══ SUPPLIED MATERIAL ══

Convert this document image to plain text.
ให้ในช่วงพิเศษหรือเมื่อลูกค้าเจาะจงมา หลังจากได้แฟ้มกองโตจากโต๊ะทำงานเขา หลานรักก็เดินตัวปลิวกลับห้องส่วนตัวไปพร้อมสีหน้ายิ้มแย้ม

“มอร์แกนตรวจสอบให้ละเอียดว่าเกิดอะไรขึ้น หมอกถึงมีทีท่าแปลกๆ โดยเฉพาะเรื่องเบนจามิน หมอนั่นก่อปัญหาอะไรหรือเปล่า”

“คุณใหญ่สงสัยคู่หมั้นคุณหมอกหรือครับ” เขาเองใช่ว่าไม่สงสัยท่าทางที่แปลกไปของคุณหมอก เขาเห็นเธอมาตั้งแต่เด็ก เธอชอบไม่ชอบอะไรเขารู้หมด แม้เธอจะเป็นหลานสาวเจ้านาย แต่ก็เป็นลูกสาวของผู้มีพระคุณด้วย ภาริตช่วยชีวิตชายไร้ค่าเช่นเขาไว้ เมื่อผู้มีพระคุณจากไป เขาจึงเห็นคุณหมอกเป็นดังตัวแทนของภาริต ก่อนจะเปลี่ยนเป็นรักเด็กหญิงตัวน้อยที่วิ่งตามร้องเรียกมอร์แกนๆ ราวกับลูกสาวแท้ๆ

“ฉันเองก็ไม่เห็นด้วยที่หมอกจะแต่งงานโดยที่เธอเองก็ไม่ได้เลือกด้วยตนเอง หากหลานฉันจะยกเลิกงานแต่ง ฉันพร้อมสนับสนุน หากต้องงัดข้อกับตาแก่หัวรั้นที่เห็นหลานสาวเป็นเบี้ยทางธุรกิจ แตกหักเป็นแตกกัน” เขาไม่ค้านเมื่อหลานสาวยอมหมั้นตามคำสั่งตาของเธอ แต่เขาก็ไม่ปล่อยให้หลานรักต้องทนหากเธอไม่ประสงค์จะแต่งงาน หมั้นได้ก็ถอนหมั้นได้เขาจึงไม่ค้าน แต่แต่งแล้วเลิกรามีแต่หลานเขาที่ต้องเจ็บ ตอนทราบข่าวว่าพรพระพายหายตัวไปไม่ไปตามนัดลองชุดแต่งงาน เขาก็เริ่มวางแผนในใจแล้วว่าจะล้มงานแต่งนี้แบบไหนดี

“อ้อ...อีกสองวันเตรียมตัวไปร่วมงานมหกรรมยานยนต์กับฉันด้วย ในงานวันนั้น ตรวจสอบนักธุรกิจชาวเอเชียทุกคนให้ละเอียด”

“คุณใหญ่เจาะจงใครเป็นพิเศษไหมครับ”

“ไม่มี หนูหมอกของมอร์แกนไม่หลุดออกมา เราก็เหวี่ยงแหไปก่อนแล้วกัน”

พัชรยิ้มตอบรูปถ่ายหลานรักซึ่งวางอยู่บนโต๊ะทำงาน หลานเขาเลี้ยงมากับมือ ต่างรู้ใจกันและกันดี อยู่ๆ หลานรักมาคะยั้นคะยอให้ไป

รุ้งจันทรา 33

═══

Output the full listing without altering anything.

Convert this document image to plain text.
ให้ในช่วงพิเศษหรือเมื่อลูกค้าเจาะจงมา หลังจากได้แฟ้มกองโตจากโต๊ะทำงานเขา หลานรักก็เดินตัวปลิวกลับห้องส่วนตัวไปพร้อมสีหน้ายิ้มแย้ม

“มอร์แกนตรวจสอบให้ละเอียดว่าเกิดอะไรขึ้น หมอกถึงมีทีท่าแปลกๆ โดยเฉพาะเรื่องเบนจามิน หมอนั่นก่อปัญหาอะไรหรือเปล่า”

“คุณใหญ่สงสัยคู่หมั้นคุณหมอกหรือครับ” เขาเองใช่ว่าไม่สงสัยท่าทางที่แปลกไปของคุณหมอก เขาเห็นเธอมาตั้งแต่เด็ก เธอชอบไม่ชอบอะไรเขารู้หมด แม้เธอจะเป็นหลานสาวเจ้านาย แต่ก็เป็นลูกสาวของผู้มีพระคุณด้วย ภาริตช่วยชีวิตชายไร้ค่าเช่นเขาไว้ เมื่อผู้มีพระคุณจากไป เขาจึงเห็นคุณหมอกเป็นดังตัวแทนของภาริต ก่อนจะเปลี่ยนเป็นรักเด็กหญิงตัวน้อยที่วิ่งตามร้องเรียกมอร์แกนๆ ราวกับลูกสาวแท้ๆ

“ฉันเองก็ไม่เห็นด้วยที่หมอกจะแต่งงานโดยที่เธอเองก็ไม่ได้เลือกด้วยตนเอง หากหลานฉันจะยกเลิกงานแต่ง ฉันพร้อมสนับสนุน หากต้องงัดข้อกับตาแก่หัวรั้นที่เห็นหลานสาวเป็นเบี้ยทางธุรกิจ แตกหักเป็นแตกกัน” เขาไม่ค้านเมื่อหลานสาวยอมหมั้นตามคำสั่งตาของเธอ แต่เขาก็ไม่ปล่อยให้หลานรักต้องทนหากเธอไม่ประสงค์จะแต่งงาน หมั้นได้ก็ถอนหมั้นได้เขาจึงไม่ค้าน แต่แต่งแล้วเลิกรามีแต่หลานเขาที่ต้องเจ็บ ตอนทราบข่าวว่าพรพระพายหายตัวไปไม่ไปตามนัดลองชุดแต่งงาน เขาก็เริ่มวางแผนในใจแล้วว่าจะล้มงานแต่งนี้แบบไหนดี

“อ้อ...อีกสองวันเตรียมตัวไปร่วมงานมหกรรมยานยนต์กับฉันด้วย ในงานวันนั้น ตรวจสอบนักธุรกิจชาวเอเชียทุกคนให้ละเอียด”

“คุณใหญ่เจาะจงใครเป็นพิเศษไหมครับ”

“ไม่มี หนูหมอกของมอร์แกนไม่หลุดออกมา เราก็เหวี่ยงแหไปก่อนแล้วกัน”

พัชรยิ้มตอบรูปถ่ายหลานรักซึ่งวางอยู่บนโต๊ะทำงาน หลานเขาเลี้ยงมากับมือ ต่างรู้ใจกันและกันดี อยู่ๆ หลานรักมาคะยั้นคะยอให้ไป

รุ้งจันทรา 33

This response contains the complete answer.